Reproduce literalmente las entradas desde la primera línea hasta la línea que contiene "quote-paragraph — [162, 176, 803, 745]", ambas incluidas.

───── EXTRACTOS DE ENTRADAS ─────

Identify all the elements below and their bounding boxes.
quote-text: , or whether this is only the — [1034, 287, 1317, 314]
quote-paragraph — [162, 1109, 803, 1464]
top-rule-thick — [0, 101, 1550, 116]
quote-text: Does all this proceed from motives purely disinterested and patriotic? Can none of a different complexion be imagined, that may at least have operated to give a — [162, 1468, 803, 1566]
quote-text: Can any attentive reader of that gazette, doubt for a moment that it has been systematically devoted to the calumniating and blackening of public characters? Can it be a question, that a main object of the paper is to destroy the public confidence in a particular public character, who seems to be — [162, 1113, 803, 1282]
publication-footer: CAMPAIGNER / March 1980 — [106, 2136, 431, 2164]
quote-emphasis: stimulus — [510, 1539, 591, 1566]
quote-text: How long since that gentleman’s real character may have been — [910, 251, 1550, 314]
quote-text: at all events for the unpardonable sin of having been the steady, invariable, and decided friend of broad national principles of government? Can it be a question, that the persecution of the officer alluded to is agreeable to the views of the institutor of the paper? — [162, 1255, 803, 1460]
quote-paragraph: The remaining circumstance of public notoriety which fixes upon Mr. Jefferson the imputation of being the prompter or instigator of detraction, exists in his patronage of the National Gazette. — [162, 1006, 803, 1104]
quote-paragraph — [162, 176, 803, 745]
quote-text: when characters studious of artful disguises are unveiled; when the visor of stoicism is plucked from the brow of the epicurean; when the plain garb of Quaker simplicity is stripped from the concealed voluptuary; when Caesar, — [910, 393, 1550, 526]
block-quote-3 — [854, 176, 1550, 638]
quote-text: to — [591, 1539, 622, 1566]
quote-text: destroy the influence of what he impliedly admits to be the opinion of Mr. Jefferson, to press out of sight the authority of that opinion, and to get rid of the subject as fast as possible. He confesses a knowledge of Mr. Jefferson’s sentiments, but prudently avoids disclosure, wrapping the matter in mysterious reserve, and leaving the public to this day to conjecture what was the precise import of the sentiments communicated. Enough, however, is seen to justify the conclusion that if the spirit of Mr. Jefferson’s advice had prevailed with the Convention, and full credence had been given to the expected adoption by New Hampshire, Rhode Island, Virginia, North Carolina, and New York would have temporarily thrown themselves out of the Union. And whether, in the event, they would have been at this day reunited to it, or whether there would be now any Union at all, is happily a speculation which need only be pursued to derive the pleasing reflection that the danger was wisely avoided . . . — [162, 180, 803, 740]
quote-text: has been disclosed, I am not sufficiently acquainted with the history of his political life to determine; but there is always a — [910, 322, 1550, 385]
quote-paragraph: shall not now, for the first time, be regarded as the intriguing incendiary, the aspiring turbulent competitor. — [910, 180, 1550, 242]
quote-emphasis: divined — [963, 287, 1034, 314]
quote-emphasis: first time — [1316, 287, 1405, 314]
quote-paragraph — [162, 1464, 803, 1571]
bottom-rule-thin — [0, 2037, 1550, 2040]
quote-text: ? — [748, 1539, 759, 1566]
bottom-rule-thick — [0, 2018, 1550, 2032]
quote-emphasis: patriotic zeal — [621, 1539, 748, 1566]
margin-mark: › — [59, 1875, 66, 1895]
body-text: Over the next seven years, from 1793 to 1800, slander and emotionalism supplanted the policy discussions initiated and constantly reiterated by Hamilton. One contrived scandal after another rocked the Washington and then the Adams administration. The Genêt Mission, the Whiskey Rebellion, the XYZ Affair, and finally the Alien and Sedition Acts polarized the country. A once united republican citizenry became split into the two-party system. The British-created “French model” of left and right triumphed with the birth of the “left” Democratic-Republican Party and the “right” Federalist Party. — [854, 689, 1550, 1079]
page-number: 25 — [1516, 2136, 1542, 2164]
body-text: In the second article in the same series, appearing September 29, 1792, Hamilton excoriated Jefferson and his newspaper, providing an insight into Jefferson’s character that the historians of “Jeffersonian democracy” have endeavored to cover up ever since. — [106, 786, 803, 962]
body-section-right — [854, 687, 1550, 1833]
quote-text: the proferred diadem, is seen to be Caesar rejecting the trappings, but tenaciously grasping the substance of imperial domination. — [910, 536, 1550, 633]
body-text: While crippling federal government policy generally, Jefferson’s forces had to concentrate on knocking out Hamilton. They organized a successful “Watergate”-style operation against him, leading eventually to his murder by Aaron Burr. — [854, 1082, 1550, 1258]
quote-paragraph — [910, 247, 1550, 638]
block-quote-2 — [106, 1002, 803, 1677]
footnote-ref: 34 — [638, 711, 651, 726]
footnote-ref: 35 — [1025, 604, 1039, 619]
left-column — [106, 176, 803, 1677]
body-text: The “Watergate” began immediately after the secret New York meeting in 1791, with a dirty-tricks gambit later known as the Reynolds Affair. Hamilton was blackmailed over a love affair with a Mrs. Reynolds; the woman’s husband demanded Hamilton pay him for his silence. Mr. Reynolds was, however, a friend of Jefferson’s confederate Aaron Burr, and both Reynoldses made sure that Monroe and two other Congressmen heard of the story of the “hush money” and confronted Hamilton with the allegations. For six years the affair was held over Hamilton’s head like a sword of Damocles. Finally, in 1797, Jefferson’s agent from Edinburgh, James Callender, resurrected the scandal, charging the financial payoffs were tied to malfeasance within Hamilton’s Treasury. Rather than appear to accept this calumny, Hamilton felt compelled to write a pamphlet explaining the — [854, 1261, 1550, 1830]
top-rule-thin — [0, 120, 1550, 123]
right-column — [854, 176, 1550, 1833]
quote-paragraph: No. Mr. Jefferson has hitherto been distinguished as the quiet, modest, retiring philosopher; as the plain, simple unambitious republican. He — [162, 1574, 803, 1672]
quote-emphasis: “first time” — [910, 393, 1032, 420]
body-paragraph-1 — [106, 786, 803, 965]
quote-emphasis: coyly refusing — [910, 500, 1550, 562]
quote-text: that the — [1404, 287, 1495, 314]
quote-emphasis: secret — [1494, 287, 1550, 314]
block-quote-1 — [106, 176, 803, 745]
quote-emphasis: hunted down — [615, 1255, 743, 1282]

─────

— RESPUESTA DEL EJERCICIO —
Identify all the elements below and their bounding boxes.
quote-text: , or whether this is only the — [1034, 287, 1317, 314]
quote-paragraph — [162, 1109, 803, 1464]
top-rule-thick — [0, 101, 1550, 116]
quote-text: Does all this proceed from motives purely disinterested and patriotic? Can none of a different complexion be imagined, that may at least have operated to give a — [162, 1468, 803, 1566]
quote-text: Can any attentive reader of that gazette, doubt for a moment that it has been systematically devoted to the calumniating and blackening of public characters? Can it be a question, that a main object of the paper is to destroy the public confidence in a particular public character, who seems to be — [162, 1113, 803, 1282]
publication-footer: CAMPAIGNER / March 1980 — [106, 2136, 431, 2164]
quote-emphasis: stimulus — [510, 1539, 591, 1566]
quote-text: How long since that gentleman’s real character may have been — [910, 251, 1550, 314]
quote-text: at all events for the unpardonable sin of having been the steady, invariable, and decided friend of broad national principles of government? Can it be a question, that the persecution of the officer alluded to is agreeable to the views of the institutor of the paper? — [162, 1255, 803, 1460]
quote-paragraph: The remaining circumstance of public notoriety which fixes upon Mr. Jefferson the imputation of being the prompter or instigator of detraction, exists in his patronage of the National Gazette. — [162, 1006, 803, 1104]
quote-paragraph — [162, 176, 803, 745]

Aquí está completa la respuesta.